• **EXERCISE OBJECTIVE**: Exact repetition is required: output every record in full.

• **DATA EXCERPTS**:
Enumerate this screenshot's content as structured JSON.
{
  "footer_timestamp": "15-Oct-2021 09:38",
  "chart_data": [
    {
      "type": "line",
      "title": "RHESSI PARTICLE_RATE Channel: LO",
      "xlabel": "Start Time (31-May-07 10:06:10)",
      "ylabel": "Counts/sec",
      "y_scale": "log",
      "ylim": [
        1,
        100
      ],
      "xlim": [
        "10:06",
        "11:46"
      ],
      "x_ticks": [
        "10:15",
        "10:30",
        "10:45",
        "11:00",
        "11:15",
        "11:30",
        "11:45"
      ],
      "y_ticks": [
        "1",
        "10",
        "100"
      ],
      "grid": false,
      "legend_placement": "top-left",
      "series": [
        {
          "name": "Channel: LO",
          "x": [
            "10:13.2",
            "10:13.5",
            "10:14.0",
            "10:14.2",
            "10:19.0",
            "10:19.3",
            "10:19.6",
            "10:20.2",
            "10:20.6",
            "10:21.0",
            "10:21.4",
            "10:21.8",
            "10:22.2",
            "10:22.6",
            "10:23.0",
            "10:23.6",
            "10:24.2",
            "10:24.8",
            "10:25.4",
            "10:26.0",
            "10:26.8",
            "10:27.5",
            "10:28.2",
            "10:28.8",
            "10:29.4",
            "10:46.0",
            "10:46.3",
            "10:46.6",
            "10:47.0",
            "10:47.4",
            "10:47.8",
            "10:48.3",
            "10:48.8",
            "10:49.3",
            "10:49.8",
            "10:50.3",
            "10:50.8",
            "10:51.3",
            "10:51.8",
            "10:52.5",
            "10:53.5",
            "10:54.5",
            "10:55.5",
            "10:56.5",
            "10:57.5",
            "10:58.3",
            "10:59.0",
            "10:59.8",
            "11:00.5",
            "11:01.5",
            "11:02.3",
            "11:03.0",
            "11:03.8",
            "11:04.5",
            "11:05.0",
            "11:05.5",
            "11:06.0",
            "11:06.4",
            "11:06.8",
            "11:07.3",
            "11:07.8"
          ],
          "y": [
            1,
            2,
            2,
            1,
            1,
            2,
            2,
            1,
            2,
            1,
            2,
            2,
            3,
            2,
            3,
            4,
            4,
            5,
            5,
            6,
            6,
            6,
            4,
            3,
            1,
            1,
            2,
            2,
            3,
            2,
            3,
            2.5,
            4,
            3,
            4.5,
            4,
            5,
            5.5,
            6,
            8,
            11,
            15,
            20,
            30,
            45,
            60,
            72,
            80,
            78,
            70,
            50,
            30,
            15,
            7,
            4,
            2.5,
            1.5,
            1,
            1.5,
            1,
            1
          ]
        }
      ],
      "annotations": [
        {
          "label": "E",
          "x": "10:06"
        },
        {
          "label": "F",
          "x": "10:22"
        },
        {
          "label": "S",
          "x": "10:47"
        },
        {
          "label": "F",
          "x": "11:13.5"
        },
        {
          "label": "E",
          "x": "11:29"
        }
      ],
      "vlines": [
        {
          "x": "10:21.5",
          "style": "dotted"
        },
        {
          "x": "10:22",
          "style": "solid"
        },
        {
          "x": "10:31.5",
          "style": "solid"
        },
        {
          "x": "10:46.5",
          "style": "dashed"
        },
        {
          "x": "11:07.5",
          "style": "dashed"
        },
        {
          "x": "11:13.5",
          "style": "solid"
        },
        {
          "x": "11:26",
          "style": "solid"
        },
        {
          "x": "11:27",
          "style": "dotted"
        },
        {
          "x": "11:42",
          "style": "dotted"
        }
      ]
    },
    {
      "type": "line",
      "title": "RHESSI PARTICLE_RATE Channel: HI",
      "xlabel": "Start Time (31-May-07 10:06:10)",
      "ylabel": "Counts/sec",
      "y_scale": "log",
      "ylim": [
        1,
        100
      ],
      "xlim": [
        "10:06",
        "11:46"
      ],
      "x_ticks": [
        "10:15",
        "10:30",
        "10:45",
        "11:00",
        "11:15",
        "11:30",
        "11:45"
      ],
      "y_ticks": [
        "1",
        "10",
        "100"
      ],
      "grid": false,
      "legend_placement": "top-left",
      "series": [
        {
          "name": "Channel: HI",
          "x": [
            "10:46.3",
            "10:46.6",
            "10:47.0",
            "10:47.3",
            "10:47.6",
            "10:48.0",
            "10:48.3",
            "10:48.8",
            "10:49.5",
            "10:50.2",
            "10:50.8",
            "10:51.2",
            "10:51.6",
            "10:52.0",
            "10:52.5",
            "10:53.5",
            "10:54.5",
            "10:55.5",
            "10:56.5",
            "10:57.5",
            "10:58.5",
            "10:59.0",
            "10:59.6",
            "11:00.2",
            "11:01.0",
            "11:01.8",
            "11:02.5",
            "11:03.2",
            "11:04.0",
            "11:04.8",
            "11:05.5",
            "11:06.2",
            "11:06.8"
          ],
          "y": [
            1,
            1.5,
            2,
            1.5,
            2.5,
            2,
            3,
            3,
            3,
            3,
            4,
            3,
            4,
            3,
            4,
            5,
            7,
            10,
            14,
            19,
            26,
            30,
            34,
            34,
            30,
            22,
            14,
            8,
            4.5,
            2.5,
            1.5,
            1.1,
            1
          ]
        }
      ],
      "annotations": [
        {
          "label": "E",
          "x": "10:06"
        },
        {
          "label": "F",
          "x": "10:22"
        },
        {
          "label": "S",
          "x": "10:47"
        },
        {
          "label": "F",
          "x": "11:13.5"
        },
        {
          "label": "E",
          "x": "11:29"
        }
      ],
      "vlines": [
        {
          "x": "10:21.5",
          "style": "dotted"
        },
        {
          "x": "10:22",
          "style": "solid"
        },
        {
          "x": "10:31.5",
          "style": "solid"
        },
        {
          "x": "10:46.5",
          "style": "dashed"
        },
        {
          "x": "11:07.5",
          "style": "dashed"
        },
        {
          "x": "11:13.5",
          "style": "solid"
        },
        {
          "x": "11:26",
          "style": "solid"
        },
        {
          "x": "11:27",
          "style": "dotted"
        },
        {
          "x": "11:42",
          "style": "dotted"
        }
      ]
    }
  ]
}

• **CORRECT ANSWER**:
Enumerate this screenshot's content as structured JSON.
{
  "footer_timestamp": "15-Oct-2021 09:38",
  "chart_data": [
    {
      "type": "line",
      "title": "RHESSI PARTICLE_RATE Channel: LO",
      "xlabel": "Start Time (31-May-07 10:06:10)",
      "ylabel": "Counts/sec",
      "y_scale": "log",
      "ylim": [
        1,
        100
      ],
      "xlim": [
        "10:06",
        "11:46"
      ],
      "x_ticks": [
        "10:15",
        "10:30",
        "10:45",
        "11:00",
        "11:15",
        "11:30",
        "11:45"
      ],
      "y_ticks": [
        "1",
        "10",
        "100"
      ],
      "grid": false,
      "legend_placement": "top-left",
      "series": [
        {
          "name": "Channel: LO",
          "x": [
            "10:13.2",
            "10:13.5",
            "10:14.0",
            "10:14.2",
            "10:19.0",
            "10:19.3",
            "10:19.6",
            "10:20.2",
            "10:20.6",
            "10:21.0",
            "10:21.4",
            "10:21.8",
            "10:22.2",
            "10:22.6",
            "10:23.0",
            "10:23.6",
            "10:24.2",
            "10:24.8",
            "10:25.4",
            "10:26.0",
            "10:26.8",
            "10:27.5",
            "10:28.2",
            "10:28.8",
            "10:29.4",
            "10:46.0",
            "10:46.3",
            "10:46.6",
            "10:47.0",
            "10:47.4",
            "10:47.8",
            "10:48.3",
            "10:48.8",
            "10:49.3",
            "10:49.8",
            "10:50.3",
            "10:50.8",
            "10:51.3",
            "10:51.8",
            "10:52.5",
            "10:53.5",
            "10:54.5",
            "10:55.5",
            "10:56.5",
            "10:57.5",
            "10:58.3",
            "10:59.0",
            "10:59.8",
            "11:00.5",
            "11:01.5",
            "11:02.3",
            "11:03.0",
            "11:03.8",
            "11:04.5",
            "11:05.0",
            "11:05.5",
            "11:06.0",
            "11:06.4",
            "11:06.8",
            "11:07.3",
            "11:07.8"
          ],
          "y": [
            1,
            2,
            2,
            1,
            1,
            2,
            2,
            1,
            2,
            1,
            2,
            2,
            3,
            2,
            3,
            4,
            4,
            5,
            5,
            6,
            6,
            6,
            4,
            3,
            1,
            1,
            2,
            2,
            3,
            2,
            3,
            2.5,
            4,
            3,
            4.5,
            4,
            5,
            5.5,
            6,
            8,
            11,
            15,
            20,
            30,
            45,
            60,
            72,
            80,
            78,
            70,
            50,
            30,
            15,
            7,
            4,
            2.5,
            1.5,
            1,
            1.5,
            1,
            1
          ]
        }
      ],
      "annotations": [
        {
          "label": "E",
          "x": "10:06"
        },
        {
          "label": "F",
          "x": "10:22"
        },
        {
          "label": "S",
          "x": "10:47"
        },
        {
          "label": "F",
          "x": "11:13.5"
        },
        {
          "label": "E",
          "x": "11:29"
        }
      ],
      "vlines": [
        {
          "x": "10:21.5",
          "style": "dotted"
        },
        {
          "x": "10:22",
          "style": "solid"
        },
        {
          "x": "10:31.5",
          "style": "solid"
        },
        {
          "x": "10:46.5",
          "style": "dashed"
        },
        {
          "x": "11:07.5",
          "style": "dashed"
        },
        {
          "x": "11:13.5",
          "style": "solid"
        },
        {
          "x": "11:26",
          "style": "solid"
        },
        {
          "x": "11:27",
          "style": "dotted"
        },
        {
          "x": "11:42",
          "style": "dotted"
        }
      ]
    },
    {
      "type": "line",
      "title": "RHESSI PARTICLE_RATE Channel: HI",
      "xlabel": "Start Time (31-May-07 10:06:10)",
      "ylabel": "Counts/sec",
      "y_scale": "log",
      "ylim": [
        1,
        100
      ],
      "xlim": [
        "10:06",
        "11:46"
      ],
      "x_ticks": [
        "10:15",
        "10:30",
        "10:45",
        "11:00",
        "11:15",
        "11:30",
        "11:45"
      ],
      "y_ticks": [
        "1",
        "10",
        "100"
      ],
      "grid": false,
      "legend_placement": "top-left",
      "series": [
        {
          "name": "Channel: HI",
          "x": [
            "10:46.3",
            "10:46.6",
            "10:47.0",
            "10:47.3",
            "10:47.6",
            "10:48.0",
            "10:48.3",
            "10:48.8",
            "10:49.5",
            "10:50.2",
            "10:50.8",
            "10:51.2",
            "10:51.6",
            "10:52.0",
            "10:52.5",
            "10:53.5",
            "10:54.5",
            "10:55.5",
            "10:56.5",
            "10:57.5",
            "10:58.5",
            "10:59.0",
            "10:59.6",
            "11:00.2",
            "11:01.0",
            "11:01.8",
            "11:02.5",
            "11:03.2",
            "11:04.0",
            "11:04.8",
            "11:05.5",
            "11:06.2",
            "11:06.8"
          ],
          "y": [
            1,
            1.5,
            2,
            1.5,
            2.5,
            2,
            3,
            3,
            3,
            3,
            4,
            3,
            4,
            3,
            4,
            5,
            7,
            10,
            14,
            19,
            26,
            30,
            34,
            34,
            30,
            22,
            14,
            8,
            4.5,
            2.5,
            1.5,
            1.1,
            1
          ]
        }
      ],
      "annotations": [
        {
          "label": "E",
          "x": "10:06"
        },
        {
          "label": "F",
          "x": "10:22"
        },
        {
          "label": "S",
          "x": "10:47"
        },
        {
          "label": "F",
          "x": "11:13.5"
        },
        {
          "label": "E",
          "x": "11:29"
        }
      ],
      "vlines": [
        {
          "x": "10:21.5",
          "style": "dotted"
        },
        {
          "x": "10:22",
          "style": "solid"
        },
        {
          "x": "10:31.5",
          "style": "solid"
        },
        {
          "x": "10:46.5",
          "style": "dashed"
        },
        {
          "x": "11:07.5",
          "style": "dashed"
        },
        {
          "x": "11:13.5",
          "style": "solid"
        },
        {
          "x": "11:26",
          "style": "solid"
        },
        {
          "x": "11:27",
          "style": "dotted"
        },
        {
          "x": "11:42",
          "style": "dotted"
        }
      ]
    }
  ]
}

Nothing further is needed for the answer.